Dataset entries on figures

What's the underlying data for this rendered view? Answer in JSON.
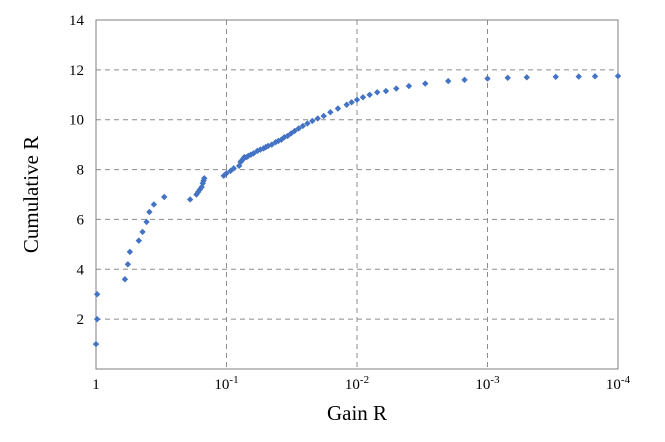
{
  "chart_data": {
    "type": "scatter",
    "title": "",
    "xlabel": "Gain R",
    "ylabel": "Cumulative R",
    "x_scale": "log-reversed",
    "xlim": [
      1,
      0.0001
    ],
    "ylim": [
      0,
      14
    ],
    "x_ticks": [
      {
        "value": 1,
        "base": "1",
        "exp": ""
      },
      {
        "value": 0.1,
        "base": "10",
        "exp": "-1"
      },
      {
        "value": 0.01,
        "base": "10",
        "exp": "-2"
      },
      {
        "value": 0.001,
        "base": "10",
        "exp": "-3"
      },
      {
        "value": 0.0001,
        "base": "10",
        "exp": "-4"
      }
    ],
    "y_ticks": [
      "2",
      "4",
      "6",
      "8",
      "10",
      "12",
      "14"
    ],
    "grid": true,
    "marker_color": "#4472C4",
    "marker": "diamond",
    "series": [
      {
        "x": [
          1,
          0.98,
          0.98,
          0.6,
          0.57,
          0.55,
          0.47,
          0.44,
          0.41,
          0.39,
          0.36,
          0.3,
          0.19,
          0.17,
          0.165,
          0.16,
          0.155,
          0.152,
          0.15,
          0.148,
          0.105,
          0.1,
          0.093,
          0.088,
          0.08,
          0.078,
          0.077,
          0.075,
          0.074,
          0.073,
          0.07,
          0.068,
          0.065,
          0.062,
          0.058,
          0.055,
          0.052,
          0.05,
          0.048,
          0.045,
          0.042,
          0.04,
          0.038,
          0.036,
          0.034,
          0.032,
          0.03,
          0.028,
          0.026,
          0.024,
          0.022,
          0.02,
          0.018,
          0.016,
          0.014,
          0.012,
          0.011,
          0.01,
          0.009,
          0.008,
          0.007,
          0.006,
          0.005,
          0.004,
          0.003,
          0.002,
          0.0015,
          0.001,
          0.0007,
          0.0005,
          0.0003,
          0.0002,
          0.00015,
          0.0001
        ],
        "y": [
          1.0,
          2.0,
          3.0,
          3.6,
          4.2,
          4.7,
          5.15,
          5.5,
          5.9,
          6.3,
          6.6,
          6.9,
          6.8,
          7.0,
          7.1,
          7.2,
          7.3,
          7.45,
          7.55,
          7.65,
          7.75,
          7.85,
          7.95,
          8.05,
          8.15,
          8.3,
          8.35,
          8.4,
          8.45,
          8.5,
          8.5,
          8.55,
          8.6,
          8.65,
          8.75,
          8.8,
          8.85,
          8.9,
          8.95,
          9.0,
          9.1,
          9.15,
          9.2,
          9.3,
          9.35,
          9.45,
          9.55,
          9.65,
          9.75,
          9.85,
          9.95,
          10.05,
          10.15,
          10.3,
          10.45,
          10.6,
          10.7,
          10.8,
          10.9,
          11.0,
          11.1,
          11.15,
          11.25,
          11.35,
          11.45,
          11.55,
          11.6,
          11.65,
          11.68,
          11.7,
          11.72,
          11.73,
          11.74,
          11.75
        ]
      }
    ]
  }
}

### Required work
Retype every record above exactly as written, but leave out the pictures.

### Exercise response
What's the underlying data for this rendered view? Answer in JSON.
{
  "chart_data": {
    "type": "scatter",
    "title": "",
    "xlabel": "Gain R",
    "ylabel": "Cumulative R",
    "x_scale": "log-reversed",
    "xlim": [
      1,
      0.0001
    ],
    "ylim": [
      0,
      14
    ],
    "x_ticks": [
      {
        "value": 1,
        "base": "1",
        "exp": ""
      },
      {
        "value": 0.1,
        "base": "10",
        "exp": "-1"
      },
      {
        "value": 0.01,
        "base": "10",
        "exp": "-2"
      },
      {
        "value": 0.001,
        "base": "10",
        "exp": "-3"
      },
      {
        "value": 0.0001,
        "base": "10",
        "exp": "-4"
      }
    ],
    "y_ticks": [
      "2",
      "4",
      "6",
      "8",
      "10",
      "12",
      "14"
    ],
    "grid": true,
    "marker_color": "#4472C4",
    "marker": "diamond",
    "series": [
      {
        "x": [
          1,
          0.98,
          0.98,
          0.6,
          0.57,
          0.55,
          0.47,
          0.44,
          0.41,
          0.39,
          0.36,
          0.3,
          0.19,
          0.17,
          0.165,
          0.16,
          0.155,
          0.152,
          0.15,
          0.148,
          0.105,
          0.1,
          0.093,
          0.088,
          0.08,
          0.078,
          0.077,
          0.075,
          0.074,
          0.073,
          0.07,
          0.068,
          0.065,
          0.062,
          0.058,
          0.055,
          0.052,
          0.05,
          0.048,
          0.045,
          0.042,
          0.04,
          0.038,
          0.036,
          0.034,
          0.032,
          0.03,
          0.028,
          0.026,
          0.024,
          0.022,
          0.02,
          0.018,
          0.016,
          0.014,
          0.012,
          0.011,
          0.01,
          0.009,
          0.008,
          0.007,
          0.006,
          0.005,
          0.004,
          0.003,
          0.002,
          0.0015,
          0.001,
          0.0007,
          0.0005,
          0.0003,
          0.0002,
          0.00015,
          0.0001
        ],
        "y": [
          1.0,
          2.0,
          3.0,
          3.6,
          4.2,
          4.7,
          5.15,
          5.5,
          5.9,
          6.3,
          6.6,
          6.9,
          6.8,
          7.0,
          7.1,
          7.2,
          7.3,
          7.45,
          7.55,
          7.65,
          7.75,
          7.85,
          7.95,
          8.05,
          8.15,
          8.3,
          8.35,
          8.4,
          8.45,
          8.5,
          8.5,
          8.55,
          8.6,
          8.65,
          8.75,
          8.8,
          8.85,
          8.9,
          8.95,
          9.0,
          9.1,
          9.15,
          9.2,
          9.3,
          9.35,
          9.45,
          9.55,
          9.65,
          9.75,
          9.85,
          9.95,
          10.05,
          10.15,
          10.3,
          10.45,
          10.6,
          10.7,
          10.8,
          10.9,
          11.0,
          11.1,
          11.15,
          11.25,
          11.35,
          11.45,
          11.55,
          11.6,
          11.65,
          11.68,
          11.7,
          11.72,
          11.73,
          11.74,
          11.75
        ]
      }
    ]
  }
}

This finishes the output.